**DATA TO USE:**
# # #
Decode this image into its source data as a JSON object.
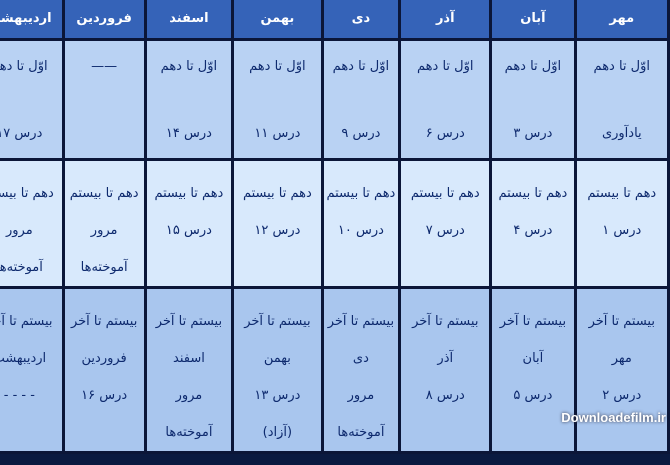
{
  "months": [
    "مهر",
    "آبان",
    "آذر",
    "دی",
    "بهمن",
    "اسفند",
    "فروردین",
    "اردیبهشت"
  ],
  "rows": [
    [
      [
        "اوّل تا دهم",
        "یادآوری"
      ],
      [
        "اوّل تا دهم",
        "درس ۳"
      ],
      [
        "اوّل تا دهم",
        "درس ۶"
      ],
      [
        "اوّل تا دهم",
        "درس ۹"
      ],
      [
        "اوّل تا دهم",
        "درس ۱۱"
      ],
      [
        "اوّل تا دهم",
        "درس ۱۴"
      ],
      [
        "——",
        ""
      ],
      [
        "اوّل تا دهم",
        "درس ۱۷"
      ]
    ],
    [
      [
        "دهم تا بیستم",
        "درس ۱"
      ],
      [
        "دهم تا بیستم",
        "درس ۴"
      ],
      [
        "دهم تا بیستم",
        "درس ۷"
      ],
      [
        "دهم تا بیستم",
        "درس ۱۰"
      ],
      [
        "دهم تا بیستم",
        "درس ۱۲"
      ],
      [
        "دهم تا بیستم",
        "درس ۱۵"
      ],
      [
        "دهم تا بیستم",
        "مرور",
        "آموخته‌ها"
      ],
      [
        "دهم تا بیستم",
        "مرور",
        "آموخته‌ها"
      ]
    ],
    [
      [
        "بیستم تا آخر",
        "مهر",
        "درس ۲"
      ],
      [
        "بیستم تا آخر",
        "آبان",
        "درس ۵"
      ],
      [
        "بیستم تا آخر",
        "آذر",
        "درس ۸"
      ],
      [
        "بیستم تا آخر",
        "دی",
        "مرور",
        "آموخته‌ها"
      ],
      [
        "بیستم تا آخر",
        "بهمن",
        "درس ۱۳",
        "(آزاد)"
      ],
      [
        "بیستم تا آخر",
        "اسفند",
        "مرور",
        "آموخته‌ها"
      ],
      [
        "بیستم تا آخر",
        "فروردین",
        "درس ۱۶"
      ],
      [
        "بیستم تا آخر",
        "اردیبهشت",
        "- - - -"
      ]
    ]
  ],
  "watermark": "Downloadefilm.ir"
}
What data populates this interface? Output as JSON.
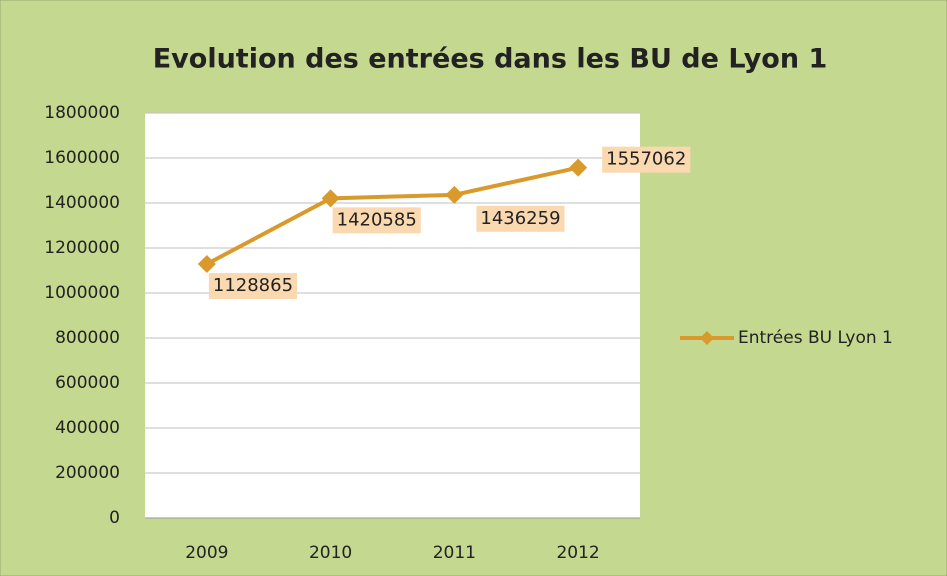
{
  "chart_data": {
    "type": "line",
    "title": "Evolution des entrées dans les BU de Lyon 1",
    "categories": [
      "2009",
      "2010",
      "2011",
      "2012"
    ],
    "series": [
      {
        "name": "Entrées BU Lyon 1",
        "color": "#d99a2b",
        "values": [
          1128865,
          1420585,
          1436259,
          1557062
        ]
      }
    ],
    "ylim": [
      0,
      1800000
    ],
    "yticks": [
      0,
      200000,
      400000,
      600000,
      800000,
      1000000,
      1200000,
      1400000,
      1600000,
      1800000
    ],
    "grid": true,
    "legend": "right"
  }
}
# # #
**INSTRUCTIONS FOR THE TASK:**
Pictures are not part of the copy; reproduce everything else in the records exactly.

**COMPLETE ANSWER:**
Decode this image into its source data as a JSON object.
{
  "months": [
    "مهر",
    "آبان",
    "آذر",
    "دی",
    "بهمن",
    "اسفند",
    "فروردین",
    "اردیبهشت"
  ],
  "rows": [
    [
      [
        "اوّل تا دهم",
        "یادآوری"
      ],
      [
        "اوّل تا دهم",
        "درس ۳"
      ],
      [
        "اوّل تا دهم",
        "درس ۶"
      ],
      [
        "اوّل تا دهم",
        "درس ۹"
      ],
      [
        "اوّل تا دهم",
        "درس ۱۱"
      ],
      [
        "اوّل تا دهم",
        "درس ۱۴"
      ],
      [
        "——",
        ""
      ],
      [
        "اوّل تا دهم",
        "درس ۱۷"
      ]
    ],
    [
      [
        "دهم تا بیستم",
        "درس ۱"
      ],
      [
        "دهم تا بیستم",
        "درس ۴"
      ],
      [
        "دهم تا بیستم",
        "درس ۷"
      ],
      [
        "دهم تا بیستم",
        "درس ۱۰"
      ],
      [
        "دهم تا بیستم",
        "درس ۱۲"
      ],
      [
        "دهم تا بیستم",
        "درس ۱۵"
      ],
      [
        "دهم تا بیستم",
        "مرور",
        "آموخته‌ها"
      ],
      [
        "دهم تا بیستم",
        "مرور",
        "آموخته‌ها"
      ]
    ],
    [
      [
        "بیستم تا آخر",
        "مهر",
        "درس ۲"
      ],
      [
        "بیستم تا آخر",
        "آبان",
        "درس ۵"
      ],
      [
        "بیستم تا آخر",
        "آذر",
        "درس ۸"
      ],
      [
        "بیستم تا آخر",
        "دی",
        "مرور",
        "آموخته‌ها"
      ],
      [
        "بیستم تا آخر",
        "بهمن",
        "درس ۱۳",
        "(آزاد)"
      ],
      [
        "بیستم تا آخر",
        "اسفند",
        "مرور",
        "آموخته‌ها"
      ],
      [
        "بیستم تا آخر",
        "فروردین",
        "درس ۱۶"
      ],
      [
        "بیستم تا آخر",
        "اردیبهشت",
        "- - - -"
      ]
    ]
  ],
  "watermark": "Downloadefilm.ir"
}
What data populates this interface? Output as JSON.
{
  "chart_data": {
    "type": "line",
    "title": "Evolution des entrées dans les BU de Lyon 1",
    "categories": [
      "2009",
      "2010",
      "2011",
      "2012"
    ],
    "series": [
      {
        "name": "Entrées BU Lyon 1",
        "color": "#d99a2b",
        "values": [
          1128865,
          1420585,
          1436259,
          1557062
        ]
      }
    ],
    "ylim": [
      0,
      1800000
    ],
    "yticks": [
      0,
      200000,
      400000,
      600000,
      800000,
      1000000,
      1200000,
      1400000,
      1600000,
      1800000
    ],
    "grid": true,
    "legend": "right"
  }
}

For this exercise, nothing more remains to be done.